**WORK TO BE COMPLETED**
Find each line in the following listing that has the string "image", then state the count and nothing else.

Chart and figure data:
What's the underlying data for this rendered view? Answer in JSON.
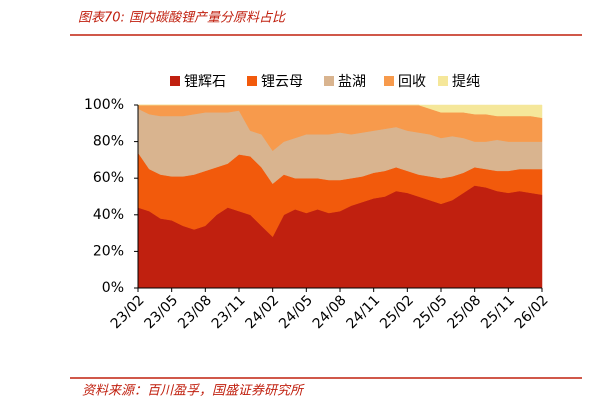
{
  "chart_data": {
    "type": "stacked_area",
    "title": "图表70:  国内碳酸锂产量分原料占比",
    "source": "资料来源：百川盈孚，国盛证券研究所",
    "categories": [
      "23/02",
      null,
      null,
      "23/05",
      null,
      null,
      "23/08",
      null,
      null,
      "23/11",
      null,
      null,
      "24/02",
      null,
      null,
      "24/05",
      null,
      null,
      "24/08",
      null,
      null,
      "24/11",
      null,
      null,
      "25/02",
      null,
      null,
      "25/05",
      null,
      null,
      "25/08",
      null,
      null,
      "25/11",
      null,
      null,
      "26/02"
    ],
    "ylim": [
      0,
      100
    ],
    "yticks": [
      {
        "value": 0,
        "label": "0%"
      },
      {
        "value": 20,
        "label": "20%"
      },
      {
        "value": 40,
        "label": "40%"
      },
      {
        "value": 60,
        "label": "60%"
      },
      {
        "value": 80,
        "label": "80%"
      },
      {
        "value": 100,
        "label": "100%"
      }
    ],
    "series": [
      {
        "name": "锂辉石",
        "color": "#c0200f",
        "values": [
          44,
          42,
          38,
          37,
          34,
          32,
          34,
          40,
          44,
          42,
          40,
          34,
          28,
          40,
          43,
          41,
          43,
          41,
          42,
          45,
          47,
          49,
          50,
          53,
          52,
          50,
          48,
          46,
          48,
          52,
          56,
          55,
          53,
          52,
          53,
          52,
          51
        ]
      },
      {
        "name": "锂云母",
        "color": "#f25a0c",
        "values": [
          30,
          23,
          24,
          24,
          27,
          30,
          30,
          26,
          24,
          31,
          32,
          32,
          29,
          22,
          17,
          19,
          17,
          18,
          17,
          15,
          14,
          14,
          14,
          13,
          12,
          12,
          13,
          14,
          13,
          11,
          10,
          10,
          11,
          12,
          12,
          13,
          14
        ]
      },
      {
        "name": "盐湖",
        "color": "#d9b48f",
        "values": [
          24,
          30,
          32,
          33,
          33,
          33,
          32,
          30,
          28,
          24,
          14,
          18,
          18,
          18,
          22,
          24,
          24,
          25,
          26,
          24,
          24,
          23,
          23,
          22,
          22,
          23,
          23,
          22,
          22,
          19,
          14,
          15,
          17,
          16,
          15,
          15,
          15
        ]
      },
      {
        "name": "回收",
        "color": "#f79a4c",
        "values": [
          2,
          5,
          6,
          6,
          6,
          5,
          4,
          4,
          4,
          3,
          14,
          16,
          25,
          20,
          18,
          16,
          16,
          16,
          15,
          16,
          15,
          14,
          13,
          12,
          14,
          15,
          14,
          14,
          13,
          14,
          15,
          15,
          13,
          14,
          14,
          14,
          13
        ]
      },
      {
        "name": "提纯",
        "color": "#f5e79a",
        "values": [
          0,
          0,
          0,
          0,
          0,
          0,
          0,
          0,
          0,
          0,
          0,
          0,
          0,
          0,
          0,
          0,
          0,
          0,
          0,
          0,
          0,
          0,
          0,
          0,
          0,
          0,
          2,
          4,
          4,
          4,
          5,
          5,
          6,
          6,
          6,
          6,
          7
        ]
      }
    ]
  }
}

...

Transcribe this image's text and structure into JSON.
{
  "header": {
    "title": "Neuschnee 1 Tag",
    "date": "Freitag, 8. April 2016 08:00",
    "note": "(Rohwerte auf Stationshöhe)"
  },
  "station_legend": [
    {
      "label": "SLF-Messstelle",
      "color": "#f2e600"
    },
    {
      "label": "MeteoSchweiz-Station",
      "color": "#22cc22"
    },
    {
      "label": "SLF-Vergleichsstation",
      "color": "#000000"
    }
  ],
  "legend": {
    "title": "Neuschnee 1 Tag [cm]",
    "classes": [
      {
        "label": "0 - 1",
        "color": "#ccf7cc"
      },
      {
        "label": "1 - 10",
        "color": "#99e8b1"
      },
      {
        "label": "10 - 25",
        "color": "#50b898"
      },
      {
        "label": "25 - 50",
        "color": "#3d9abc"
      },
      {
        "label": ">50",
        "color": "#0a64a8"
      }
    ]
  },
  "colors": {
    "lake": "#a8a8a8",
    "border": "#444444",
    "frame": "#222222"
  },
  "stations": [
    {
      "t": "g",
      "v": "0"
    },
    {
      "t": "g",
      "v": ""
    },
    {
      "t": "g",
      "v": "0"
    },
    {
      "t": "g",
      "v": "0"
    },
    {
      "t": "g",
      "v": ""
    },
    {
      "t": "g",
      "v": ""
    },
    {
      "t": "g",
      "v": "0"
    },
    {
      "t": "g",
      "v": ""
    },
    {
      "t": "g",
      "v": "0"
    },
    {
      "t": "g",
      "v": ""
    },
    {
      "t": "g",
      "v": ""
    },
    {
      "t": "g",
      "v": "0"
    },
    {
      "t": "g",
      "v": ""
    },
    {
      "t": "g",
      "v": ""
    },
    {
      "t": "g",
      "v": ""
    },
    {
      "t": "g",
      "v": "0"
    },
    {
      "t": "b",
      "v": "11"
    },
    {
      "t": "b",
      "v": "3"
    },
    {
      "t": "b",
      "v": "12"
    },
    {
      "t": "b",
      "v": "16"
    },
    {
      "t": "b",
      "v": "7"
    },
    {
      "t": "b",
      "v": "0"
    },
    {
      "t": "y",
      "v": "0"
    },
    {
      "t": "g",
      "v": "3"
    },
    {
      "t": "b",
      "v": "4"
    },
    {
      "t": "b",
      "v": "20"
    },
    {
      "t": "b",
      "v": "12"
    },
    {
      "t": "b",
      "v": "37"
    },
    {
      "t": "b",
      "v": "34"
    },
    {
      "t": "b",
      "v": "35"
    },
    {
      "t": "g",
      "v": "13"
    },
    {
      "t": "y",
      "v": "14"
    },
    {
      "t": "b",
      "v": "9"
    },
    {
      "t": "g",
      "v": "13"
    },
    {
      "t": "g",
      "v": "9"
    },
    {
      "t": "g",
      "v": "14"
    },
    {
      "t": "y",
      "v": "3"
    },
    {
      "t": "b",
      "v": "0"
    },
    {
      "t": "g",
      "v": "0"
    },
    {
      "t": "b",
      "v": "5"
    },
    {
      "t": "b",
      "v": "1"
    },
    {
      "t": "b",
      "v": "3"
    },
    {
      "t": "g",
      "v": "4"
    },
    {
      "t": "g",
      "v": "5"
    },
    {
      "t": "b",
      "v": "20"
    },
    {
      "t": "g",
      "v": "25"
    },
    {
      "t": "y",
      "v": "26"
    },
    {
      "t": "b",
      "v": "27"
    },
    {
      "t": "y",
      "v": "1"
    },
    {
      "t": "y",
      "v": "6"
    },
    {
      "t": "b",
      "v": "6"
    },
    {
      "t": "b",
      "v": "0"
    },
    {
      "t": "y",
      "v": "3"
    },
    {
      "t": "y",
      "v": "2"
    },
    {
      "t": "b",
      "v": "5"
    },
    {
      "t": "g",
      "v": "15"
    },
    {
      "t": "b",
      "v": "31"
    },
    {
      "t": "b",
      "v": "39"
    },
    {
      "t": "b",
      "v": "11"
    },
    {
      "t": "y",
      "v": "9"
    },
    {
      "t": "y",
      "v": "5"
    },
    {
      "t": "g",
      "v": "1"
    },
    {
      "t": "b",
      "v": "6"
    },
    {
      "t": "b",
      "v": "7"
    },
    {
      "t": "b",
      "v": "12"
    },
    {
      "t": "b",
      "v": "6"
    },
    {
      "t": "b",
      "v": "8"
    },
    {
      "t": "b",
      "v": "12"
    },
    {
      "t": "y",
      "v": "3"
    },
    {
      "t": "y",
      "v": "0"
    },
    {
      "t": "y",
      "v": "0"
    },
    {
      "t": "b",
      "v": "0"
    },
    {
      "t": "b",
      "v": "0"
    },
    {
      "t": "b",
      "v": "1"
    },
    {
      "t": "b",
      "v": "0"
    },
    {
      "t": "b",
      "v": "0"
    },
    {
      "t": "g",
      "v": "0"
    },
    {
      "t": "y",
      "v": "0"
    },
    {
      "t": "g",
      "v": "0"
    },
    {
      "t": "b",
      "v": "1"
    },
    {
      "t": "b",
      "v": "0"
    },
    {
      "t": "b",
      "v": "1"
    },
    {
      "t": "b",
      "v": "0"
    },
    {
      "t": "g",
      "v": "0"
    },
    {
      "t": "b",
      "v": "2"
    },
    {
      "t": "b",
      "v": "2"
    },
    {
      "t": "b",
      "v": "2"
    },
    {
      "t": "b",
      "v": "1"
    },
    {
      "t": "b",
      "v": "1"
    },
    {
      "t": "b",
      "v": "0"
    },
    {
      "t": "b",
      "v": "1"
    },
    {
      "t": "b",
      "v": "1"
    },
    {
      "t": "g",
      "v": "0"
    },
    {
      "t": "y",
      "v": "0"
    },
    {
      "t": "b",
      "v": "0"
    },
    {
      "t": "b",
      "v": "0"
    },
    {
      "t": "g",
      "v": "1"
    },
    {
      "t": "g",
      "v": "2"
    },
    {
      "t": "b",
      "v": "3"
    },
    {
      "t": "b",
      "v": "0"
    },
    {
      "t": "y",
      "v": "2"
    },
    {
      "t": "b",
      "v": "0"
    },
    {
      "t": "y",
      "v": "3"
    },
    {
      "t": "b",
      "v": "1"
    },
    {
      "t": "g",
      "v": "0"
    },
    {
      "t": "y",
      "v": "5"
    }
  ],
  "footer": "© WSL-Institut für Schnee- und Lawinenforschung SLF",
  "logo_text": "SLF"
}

...

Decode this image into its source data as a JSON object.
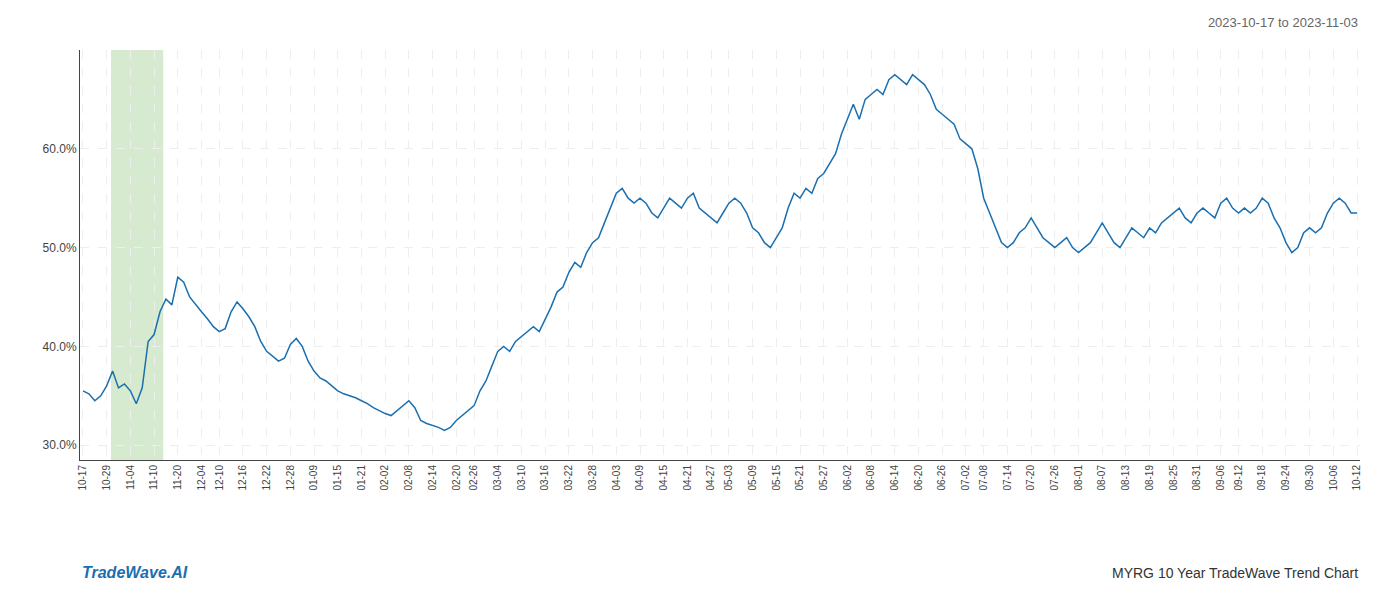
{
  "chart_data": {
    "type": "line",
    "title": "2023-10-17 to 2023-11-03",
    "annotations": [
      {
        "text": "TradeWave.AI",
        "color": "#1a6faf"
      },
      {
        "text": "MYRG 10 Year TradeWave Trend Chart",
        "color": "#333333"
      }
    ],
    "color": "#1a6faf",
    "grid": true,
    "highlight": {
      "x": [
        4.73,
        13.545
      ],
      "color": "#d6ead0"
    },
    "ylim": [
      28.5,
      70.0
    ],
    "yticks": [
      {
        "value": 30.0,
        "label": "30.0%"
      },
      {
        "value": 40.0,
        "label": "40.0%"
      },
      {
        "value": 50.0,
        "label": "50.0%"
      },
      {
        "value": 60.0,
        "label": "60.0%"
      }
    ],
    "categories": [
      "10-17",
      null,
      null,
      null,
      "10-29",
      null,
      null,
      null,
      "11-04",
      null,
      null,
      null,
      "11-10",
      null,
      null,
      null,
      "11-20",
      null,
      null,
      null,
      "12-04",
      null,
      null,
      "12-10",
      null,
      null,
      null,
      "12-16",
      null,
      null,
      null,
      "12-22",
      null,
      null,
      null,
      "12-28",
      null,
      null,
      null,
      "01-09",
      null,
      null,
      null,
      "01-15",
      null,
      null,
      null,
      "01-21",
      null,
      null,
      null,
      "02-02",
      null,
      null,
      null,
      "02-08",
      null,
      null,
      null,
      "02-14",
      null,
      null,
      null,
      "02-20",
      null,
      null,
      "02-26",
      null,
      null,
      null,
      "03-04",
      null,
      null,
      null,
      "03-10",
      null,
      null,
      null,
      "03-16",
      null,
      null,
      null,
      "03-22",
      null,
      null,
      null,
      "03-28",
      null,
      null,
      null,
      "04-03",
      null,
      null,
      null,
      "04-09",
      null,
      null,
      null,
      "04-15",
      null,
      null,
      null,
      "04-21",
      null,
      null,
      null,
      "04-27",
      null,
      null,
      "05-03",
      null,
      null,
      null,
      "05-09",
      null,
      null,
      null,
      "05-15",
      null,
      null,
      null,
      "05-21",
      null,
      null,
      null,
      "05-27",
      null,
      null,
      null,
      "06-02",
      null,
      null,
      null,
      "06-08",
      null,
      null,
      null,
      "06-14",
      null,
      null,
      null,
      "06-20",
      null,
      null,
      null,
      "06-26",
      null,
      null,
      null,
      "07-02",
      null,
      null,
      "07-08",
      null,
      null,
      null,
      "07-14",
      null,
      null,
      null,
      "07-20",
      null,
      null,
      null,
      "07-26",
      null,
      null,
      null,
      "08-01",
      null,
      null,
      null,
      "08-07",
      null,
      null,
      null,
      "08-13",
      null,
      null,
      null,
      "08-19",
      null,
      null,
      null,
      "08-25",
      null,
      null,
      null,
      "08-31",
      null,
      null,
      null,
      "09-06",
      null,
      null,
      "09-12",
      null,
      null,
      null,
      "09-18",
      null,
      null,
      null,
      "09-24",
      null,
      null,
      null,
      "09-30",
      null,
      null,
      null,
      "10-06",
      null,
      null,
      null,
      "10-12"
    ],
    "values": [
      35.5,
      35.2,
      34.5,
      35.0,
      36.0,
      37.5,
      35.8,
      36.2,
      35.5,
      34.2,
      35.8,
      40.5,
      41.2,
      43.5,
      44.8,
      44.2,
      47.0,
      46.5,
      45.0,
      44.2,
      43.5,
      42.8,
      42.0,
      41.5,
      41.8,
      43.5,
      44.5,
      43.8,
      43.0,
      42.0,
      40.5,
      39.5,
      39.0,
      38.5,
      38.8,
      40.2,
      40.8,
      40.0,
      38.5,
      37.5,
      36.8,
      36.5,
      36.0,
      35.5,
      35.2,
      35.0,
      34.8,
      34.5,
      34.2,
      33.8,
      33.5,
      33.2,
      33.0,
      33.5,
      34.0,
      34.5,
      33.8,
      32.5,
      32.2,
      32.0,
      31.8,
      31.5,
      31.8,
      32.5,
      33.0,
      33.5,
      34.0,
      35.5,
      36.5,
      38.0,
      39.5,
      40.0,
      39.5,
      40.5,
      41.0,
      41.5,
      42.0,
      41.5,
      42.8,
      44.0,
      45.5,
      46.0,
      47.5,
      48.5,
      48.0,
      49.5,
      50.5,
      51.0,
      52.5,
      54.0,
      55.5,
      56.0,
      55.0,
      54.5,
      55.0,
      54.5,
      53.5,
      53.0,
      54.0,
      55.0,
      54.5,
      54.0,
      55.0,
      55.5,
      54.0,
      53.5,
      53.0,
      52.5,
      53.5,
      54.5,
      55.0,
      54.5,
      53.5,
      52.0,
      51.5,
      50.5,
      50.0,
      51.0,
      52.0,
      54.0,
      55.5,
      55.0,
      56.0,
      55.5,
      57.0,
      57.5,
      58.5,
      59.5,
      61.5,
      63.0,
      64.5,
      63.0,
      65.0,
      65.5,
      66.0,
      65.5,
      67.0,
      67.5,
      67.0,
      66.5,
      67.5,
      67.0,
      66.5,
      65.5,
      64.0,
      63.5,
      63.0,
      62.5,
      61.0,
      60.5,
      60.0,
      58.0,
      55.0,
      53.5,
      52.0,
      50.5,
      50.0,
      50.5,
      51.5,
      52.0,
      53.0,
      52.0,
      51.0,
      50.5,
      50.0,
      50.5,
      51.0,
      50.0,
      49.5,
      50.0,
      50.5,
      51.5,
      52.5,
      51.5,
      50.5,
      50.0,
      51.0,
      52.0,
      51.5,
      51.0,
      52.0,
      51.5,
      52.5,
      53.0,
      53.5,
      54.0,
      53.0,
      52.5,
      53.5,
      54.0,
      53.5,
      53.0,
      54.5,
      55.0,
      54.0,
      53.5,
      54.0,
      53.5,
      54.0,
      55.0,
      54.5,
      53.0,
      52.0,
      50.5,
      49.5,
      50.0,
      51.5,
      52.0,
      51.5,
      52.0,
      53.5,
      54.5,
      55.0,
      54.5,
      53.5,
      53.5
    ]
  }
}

**FULL OUTPUT**
2